EXCERPTED TEXT:
┌────────
Normally on this site, if we’re writing about someone contending to win the U.S. Open, it wouldn’t be surprising to learn that player has an instagram dedicated to golf.
Except we’re not writing about someone contending for golf’s U.S. Open title, we’re writing about a finalist in Sunday’s tennis U.S. Open final.
Casper Ruud even told ESPN last week he played 2020 U.S. Open (golf) host Winged Foot Golf Club, nearby the tennis U.S. Open venue in New York City, and walked away with a respectable 80. Ruud posted about his visit on his golf Instagram the last week of August.
To shoot 80 at a U.S. Open venue — and apparently doing it from the black tees, which are one step from the back at Winged Foot and clock in just under 7,000 yards at both courses — and then less than two weeks later finding himself in the final of one tennis’ Grand Slams, Ruud is clearly one of those guys who excels at all of the sports that drive us mere mortals mad.
Ruud told USOpen.org he tries to play as much golf as he can, especially when traveling to tournaments.
“So it’s something I do a little bit when we are building up to the tournament,” Ruud said. “I try to play nine or 18 holes here and there if I get the time, but at the same time I’m here to do a job and that is to play tennis, so I can’t look at it as a vacation.”
Ruud’s golf instagram has about 6,000 followers (and growing) compared to his main account which boasts more than 275k. He’s chronicled many visits to top courses in the world from his home country of Norway, to Austria, to notable venues in the North America like Winged Foot, Nemacolin, Big Horn and Indian Wells Golf Resort, a favorite of his.
“You can find golf courses anywhere and so many good ones,” Ruud said. “Indian Wells is a paradise for golf. In New York, the northeastern courses are incredible in their own way.
└────────
EXERCISE:
Please pick up the article on Casper Ruud's golf where it stops and keep writing. The material that comes next has nothing to do with the article on Casper Ruud's golf.

[Dataset material]
┌────────
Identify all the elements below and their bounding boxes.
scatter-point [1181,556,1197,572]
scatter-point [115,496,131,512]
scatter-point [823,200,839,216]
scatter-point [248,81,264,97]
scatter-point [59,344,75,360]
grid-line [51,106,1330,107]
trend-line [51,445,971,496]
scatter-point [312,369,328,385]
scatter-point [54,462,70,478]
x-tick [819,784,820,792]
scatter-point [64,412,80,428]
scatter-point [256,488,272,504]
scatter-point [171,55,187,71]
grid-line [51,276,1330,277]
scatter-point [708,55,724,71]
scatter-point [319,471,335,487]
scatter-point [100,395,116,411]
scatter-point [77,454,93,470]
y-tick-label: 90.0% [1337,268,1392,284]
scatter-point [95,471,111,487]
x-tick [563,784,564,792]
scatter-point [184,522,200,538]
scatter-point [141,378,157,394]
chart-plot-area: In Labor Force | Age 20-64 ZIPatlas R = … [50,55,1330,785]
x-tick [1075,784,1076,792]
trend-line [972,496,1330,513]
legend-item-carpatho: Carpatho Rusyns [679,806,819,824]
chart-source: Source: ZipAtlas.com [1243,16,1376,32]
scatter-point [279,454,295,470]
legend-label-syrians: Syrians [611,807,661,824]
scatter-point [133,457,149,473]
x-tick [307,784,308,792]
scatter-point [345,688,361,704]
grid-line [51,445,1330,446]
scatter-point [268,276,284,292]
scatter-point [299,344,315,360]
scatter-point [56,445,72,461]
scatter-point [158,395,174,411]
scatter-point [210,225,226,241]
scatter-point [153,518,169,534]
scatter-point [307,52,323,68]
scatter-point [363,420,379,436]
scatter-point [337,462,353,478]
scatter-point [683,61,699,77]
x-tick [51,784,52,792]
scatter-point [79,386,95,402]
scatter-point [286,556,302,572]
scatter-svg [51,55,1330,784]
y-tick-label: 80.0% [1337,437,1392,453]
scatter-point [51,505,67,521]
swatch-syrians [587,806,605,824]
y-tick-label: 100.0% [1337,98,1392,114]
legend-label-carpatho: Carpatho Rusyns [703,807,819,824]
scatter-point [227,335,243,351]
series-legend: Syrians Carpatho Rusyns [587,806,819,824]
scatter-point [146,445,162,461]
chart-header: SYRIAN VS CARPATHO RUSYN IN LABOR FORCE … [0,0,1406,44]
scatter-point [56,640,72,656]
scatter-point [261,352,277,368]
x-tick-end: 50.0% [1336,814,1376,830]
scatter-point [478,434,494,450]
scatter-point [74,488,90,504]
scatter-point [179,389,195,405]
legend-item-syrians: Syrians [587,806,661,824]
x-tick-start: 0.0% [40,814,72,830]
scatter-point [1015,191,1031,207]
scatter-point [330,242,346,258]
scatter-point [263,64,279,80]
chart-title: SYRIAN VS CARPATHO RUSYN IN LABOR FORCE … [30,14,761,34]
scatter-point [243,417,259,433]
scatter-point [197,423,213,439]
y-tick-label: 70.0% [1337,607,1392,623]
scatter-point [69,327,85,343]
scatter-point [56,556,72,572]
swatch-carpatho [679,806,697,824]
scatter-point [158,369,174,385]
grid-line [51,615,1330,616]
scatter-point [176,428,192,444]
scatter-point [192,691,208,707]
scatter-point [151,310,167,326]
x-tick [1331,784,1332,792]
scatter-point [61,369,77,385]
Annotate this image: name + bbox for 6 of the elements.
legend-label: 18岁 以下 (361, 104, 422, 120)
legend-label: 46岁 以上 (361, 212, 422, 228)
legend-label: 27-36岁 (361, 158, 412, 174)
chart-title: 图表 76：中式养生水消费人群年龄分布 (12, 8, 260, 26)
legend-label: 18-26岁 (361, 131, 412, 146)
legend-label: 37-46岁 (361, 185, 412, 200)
└────────
TASK RESPONSE:
He told USOpen.org he carries a one or two handicap and showed off some of his skills with an impressive shot hit right-handed with a left-handed club on his Instagram.
Ruud also told USOpen.org about the similarities he sees between golf and tennis, which is probably why so many greats of the sport are drawn to golf. Former ATP No. 1 Mardy Fish teed it up in the PGA Tour’s 3M Open this summer and I think we’re familiar with a certain friendship, by now, between the GOATs of each sport.
“I always enjoy a challenge and golf is the same,” Ruud said. “You’re really playing yourself and your own emotions. In tennis you have only splits of a second to react, while golfing you have minutes between your shots.”
As for his strengths, probably another reason to be envious is Ruud is that, like so many other athletes who take up golf, he says he can hit bombs.
“I think my strong side when I play well is my drives,” he said. “Being a tennis player you have some explosiveness in your body, so we tend to hit it quite far, though not quite like the guys on the PGA Tour. If I hit a couple of bombs it can go up to 310 yards, so when I drive it well it kind of builds my whole game. If you drive well you play well, it’s a little bit like this. If I don’t drive well I struggle a lot.”
And while he tries to find a tee time around his tennis schedule, you probably won’t be finding the ATP No. 7 at Bethpage Black or Shinnecock, some of the New York City areas other U.S. Open venues, Sunday morning.
“I try to play as much as I can, but I don’t play 18 holes the day before a match, because I would like to save my energy for [tennis],” he said.
Maybe he’ll be grabbing a quick nine or hitting the range, instead.